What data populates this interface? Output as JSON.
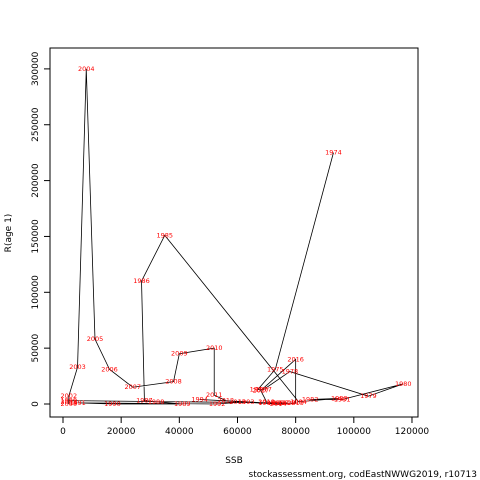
{
  "chart_data": {
    "type": "line",
    "xlabel": "SSB",
    "ylabel": "R(age 1)",
    "footnote": "stockassessment.org, codEastNWWG2019, r10713",
    "labels": [
      "1974",
      "1975",
      "1976",
      "1977",
      "1978",
      "1979",
      "1980",
      "1981",
      "1982",
      "1983",
      "1984",
      "1985",
      "1986",
      "1987",
      "1988",
      "1989",
      "1990",
      "1991",
      "1992",
      "1993",
      "1994",
      "1995",
      "1996",
      "1997",
      "1998",
      "1999",
      "2000",
      "2001",
      "2002",
      "2003",
      "2004",
      "2005",
      "2006",
      "2007",
      "2008",
      "2009",
      "2010",
      "2011",
      "2012",
      "2013",
      "2014",
      "2015",
      "2016",
      "2017",
      "2018"
    ],
    "x": [
      93000,
      73000,
      67000,
      69000,
      78000,
      105000,
      117000,
      96000,
      85000,
      95000,
      81000,
      35000,
      27000,
      28000,
      32000,
      41000,
      17000,
      5000,
      53000,
      63000,
      47000,
      70000,
      73000,
      75000,
      77000,
      2000,
      2000,
      2000,
      2000,
      5000,
      8000,
      11000,
      16000,
      24000,
      38000,
      40000,
      52000,
      52000,
      56000,
      60000,
      74000,
      80000,
      80000,
      68000,
      70000
    ],
    "values": [
      225000,
      31000,
      13000,
      13000,
      29000,
      7000,
      18000,
      4000,
      4000,
      5000,
      2000,
      151000,
      110000,
      3000,
      2000,
      0,
      0,
      1000,
      0,
      2000,
      4000,
      1000,
      1000,
      1000,
      1000,
      3000,
      0,
      2000,
      7000,
      33000,
      300000,
      58000,
      31000,
      15000,
      20000,
      45000,
      50000,
      8000,
      3000,
      2000,
      0,
      1000,
      40000,
      12000,
      2000
    ],
    "color": "#ff0000",
    "line_color": "#000000",
    "xlim": [
      -4470,
      122070
    ],
    "ylim": [
      -11640,
      318700
    ],
    "xticks": [
      0,
      20000,
      40000,
      60000,
      80000,
      100000,
      120000
    ],
    "yticks": [
      0,
      50000,
      100000,
      150000,
      200000,
      250000,
      300000
    ]
  }
}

## BRIEF:
Reproduce the material in its entirety and word for word, without the pictures.

## RESPONSE TO THIS TASK:
What data populates this interface? Output as JSON.
{
  "chart_data": {
    "type": "line",
    "xlabel": "SSB",
    "ylabel": "R(age 1)",
    "footnote": "stockassessment.org, codEastNWWG2019, r10713",
    "labels": [
      "1974",
      "1975",
      "1976",
      "1977",
      "1978",
      "1979",
      "1980",
      "1981",
      "1982",
      "1983",
      "1984",
      "1985",
      "1986",
      "1987",
      "1988",
      "1989",
      "1990",
      "1991",
      "1992",
      "1993",
      "1994",
      "1995",
      "1996",
      "1997",
      "1998",
      "1999",
      "2000",
      "2001",
      "2002",
      "2003",
      "2004",
      "2005",
      "2006",
      "2007",
      "2008",
      "2009",
      "2010",
      "2011",
      "2012",
      "2013",
      "2014",
      "2015",
      "2016",
      "2017",
      "2018"
    ],
    "x": [
      93000,
      73000,
      67000,
      69000,
      78000,
      105000,
      117000,
      96000,
      85000,
      95000,
      81000,
      35000,
      27000,
      28000,
      32000,
      41000,
      17000,
      5000,
      53000,
      63000,
      47000,
      70000,
      73000,
      75000,
      77000,
      2000,
      2000,
      2000,
      2000,
      5000,
      8000,
      11000,
      16000,
      24000,
      38000,
      40000,
      52000,
      52000,
      56000,
      60000,
      74000,
      80000,
      80000,
      68000,
      70000
    ],
    "values": [
      225000,
      31000,
      13000,
      13000,
      29000,
      7000,
      18000,
      4000,
      4000,
      5000,
      2000,
      151000,
      110000,
      3000,
      2000,
      0,
      0,
      1000,
      0,
      2000,
      4000,
      1000,
      1000,
      1000,
      1000,
      3000,
      0,
      2000,
      7000,
      33000,
      300000,
      58000,
      31000,
      15000,
      20000,
      45000,
      50000,
      8000,
      3000,
      2000,
      0,
      1000,
      40000,
      12000,
      2000
    ],
    "color": "#ff0000",
    "line_color": "#000000",
    "xlim": [
      -4470,
      122070
    ],
    "ylim": [
      -11640,
      318700
    ],
    "xticks": [
      0,
      20000,
      40000,
      60000,
      80000,
      100000,
      120000
    ],
    "yticks": [
      0,
      50000,
      100000,
      150000,
      200000,
      250000,
      300000
    ]
  }
}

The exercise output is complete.